▸ **Task**
Repeat the whole listing below, word for word.

▸ **Data to use**
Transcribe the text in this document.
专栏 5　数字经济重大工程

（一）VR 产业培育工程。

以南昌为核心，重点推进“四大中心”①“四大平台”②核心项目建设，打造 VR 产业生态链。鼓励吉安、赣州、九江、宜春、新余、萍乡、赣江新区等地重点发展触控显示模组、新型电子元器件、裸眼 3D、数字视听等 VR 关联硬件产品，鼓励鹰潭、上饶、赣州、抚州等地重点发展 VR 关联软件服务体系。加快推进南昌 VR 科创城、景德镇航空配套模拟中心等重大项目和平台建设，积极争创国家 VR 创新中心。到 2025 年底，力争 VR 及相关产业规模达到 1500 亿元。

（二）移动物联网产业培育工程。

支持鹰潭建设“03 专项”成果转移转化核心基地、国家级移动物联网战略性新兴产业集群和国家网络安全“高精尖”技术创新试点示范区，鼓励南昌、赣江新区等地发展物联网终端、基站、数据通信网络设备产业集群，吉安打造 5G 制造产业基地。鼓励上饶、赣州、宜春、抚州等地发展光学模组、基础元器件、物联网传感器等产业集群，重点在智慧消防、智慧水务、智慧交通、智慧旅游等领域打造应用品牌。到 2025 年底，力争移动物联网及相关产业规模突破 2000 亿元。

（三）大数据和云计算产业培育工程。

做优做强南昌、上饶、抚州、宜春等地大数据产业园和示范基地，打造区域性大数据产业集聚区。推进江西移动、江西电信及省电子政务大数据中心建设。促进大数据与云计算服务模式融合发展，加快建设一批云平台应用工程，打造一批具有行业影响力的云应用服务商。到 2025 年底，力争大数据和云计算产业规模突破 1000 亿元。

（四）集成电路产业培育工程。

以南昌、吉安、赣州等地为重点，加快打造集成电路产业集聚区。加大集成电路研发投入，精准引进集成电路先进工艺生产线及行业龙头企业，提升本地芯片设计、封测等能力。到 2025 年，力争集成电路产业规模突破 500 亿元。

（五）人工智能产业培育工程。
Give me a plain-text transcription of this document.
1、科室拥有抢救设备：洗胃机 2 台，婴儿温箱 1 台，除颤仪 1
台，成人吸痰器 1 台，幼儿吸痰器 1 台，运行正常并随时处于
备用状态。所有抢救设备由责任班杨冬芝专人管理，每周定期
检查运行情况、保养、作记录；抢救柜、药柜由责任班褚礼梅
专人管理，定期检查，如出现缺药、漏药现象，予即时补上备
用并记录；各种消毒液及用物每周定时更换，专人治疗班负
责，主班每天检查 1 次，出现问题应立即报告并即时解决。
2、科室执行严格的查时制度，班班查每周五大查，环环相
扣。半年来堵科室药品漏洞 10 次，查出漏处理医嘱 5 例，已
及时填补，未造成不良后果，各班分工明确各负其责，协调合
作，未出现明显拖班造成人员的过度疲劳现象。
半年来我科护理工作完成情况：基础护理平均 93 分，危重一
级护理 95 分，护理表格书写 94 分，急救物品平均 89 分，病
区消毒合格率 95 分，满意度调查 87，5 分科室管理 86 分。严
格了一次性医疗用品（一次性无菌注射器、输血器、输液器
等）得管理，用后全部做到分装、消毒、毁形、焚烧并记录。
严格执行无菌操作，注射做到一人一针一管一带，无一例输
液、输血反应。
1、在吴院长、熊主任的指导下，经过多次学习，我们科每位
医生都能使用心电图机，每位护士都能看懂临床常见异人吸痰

▸ **Answer below**
Transcribe the text in this document.
专栏 5　数字经济重大工程

（一）VR 产业培育工程。

以南昌为核心，重点推进“四大中心”①“四大平台”②核心项目建设，打造 VR 产业生态链。鼓励吉安、赣州、九江、宜春、新余、萍乡、赣江新区等地重点发展触控显示模组、新型电子元器件、裸眼 3D、数字视听等 VR 关联硬件产品，鼓励鹰潭、上饶、赣州、抚州等地重点发展 VR 关联软件服务体系。加快推进南昌 VR 科创城、景德镇航空配套模拟中心等重大项目和平台建设，积极争创国家 VR 创新中心。到 2025 年底，力争 VR 及相关产业规模达到 1500 亿元。

（二）移动物联网产业培育工程。

支持鹰潭建设“03 专项”成果转移转化核心基地、国家级移动物联网战略性新兴产业集群和国家网络安全“高精尖”技术创新试点示范区，鼓励南昌、赣江新区等地发展物联网终端、基站、数据通信网络设备产业集群，吉安打造 5G 制造产业基地。鼓励上饶、赣州、宜春、抚州等地发展光学模组、基础元器件、物联网传感器等产业集群，重点在智慧消防、智慧水务、智慧交通、智慧旅游等领域打造应用品牌。到 2025 年底，力争移动物联网及相关产业规模突破 2000 亿元。

（三）大数据和云计算产业培育工程。

做优做强南昌、上饶、抚州、宜春等地大数据产业园和示范基地，打造区域性大数据产业集聚区。推进江西移动、江西电信及省电子政务大数据中心建设。促进大数据与云计算服务模式融合发展，加快建设一批云平台应用工程，打造一批具有行业影响力的云应用服务商。到 2025 年底，力争大数据和云计算产业规模突破 1000 亿元。

（四）集成电路产业培育工程。

以南昌、吉安、赣州等地为重点，加快打造集成电路产业集聚区。加大集成电路研发投入，精准引进集成电路先进工艺生产线及行业龙头企业，提升本地芯片设计、封测等能力。到 2025 年，力争集成电路产业规模突破 500 亿元。

（五）人工智能产业培育工程。
Give me a plain-text transcription of this document.
1、科室拥有抢救设备：洗胃机 2 台，婴儿温箱 1 台，除颤仪 1
台，成人吸痰器 1 台，幼儿吸痰器 1 台，运行正常并随时处于
备用状态。所有抢救设备由责任班杨冬芝专人管理，每周定期
检查运行情况、保养、作记录；抢救柜、药柜由责任班褚礼梅
专人管理，定期检查，如出现缺药、漏药现象，予即时补上备
用并记录；各种消毒液及用物每周定时更换，专人治疗班负
责，主班每天检查 1 次，出现问题应立即报告并即时解决。
2、科室执行严格的查时制度，班班查每周五大查，环环相
扣。半年来堵科室药品漏洞 10 次，查出漏处理医嘱 5 例，已
及时填补，未造成不良后果，各班分工明确各负其责，协调合
作，未出现明显拖班造成人员的过度疲劳现象。
半年来我科护理工作完成情况：基础护理平均 93 分，危重一
级护理 95 分，护理表格书写 94 分，急救物品平均 89 分，病
区消毒合格率 95 分，满意度调查 87，5 分科室管理 86 分。严
格了一次性医疗用品（一次性无菌注射器、输血器、输液器
等）得管理，用后全部做到分装、消毒、毁形、焚烧并记录。
严格执行无菌操作，注射做到一人一针一管一带，无一例输
液、输血反应。
1、在吴院长、熊主任的指导下，经过多次学习，我们科每位
医生都能使用心电图机，每位护士都能看懂临床常见异人吸痰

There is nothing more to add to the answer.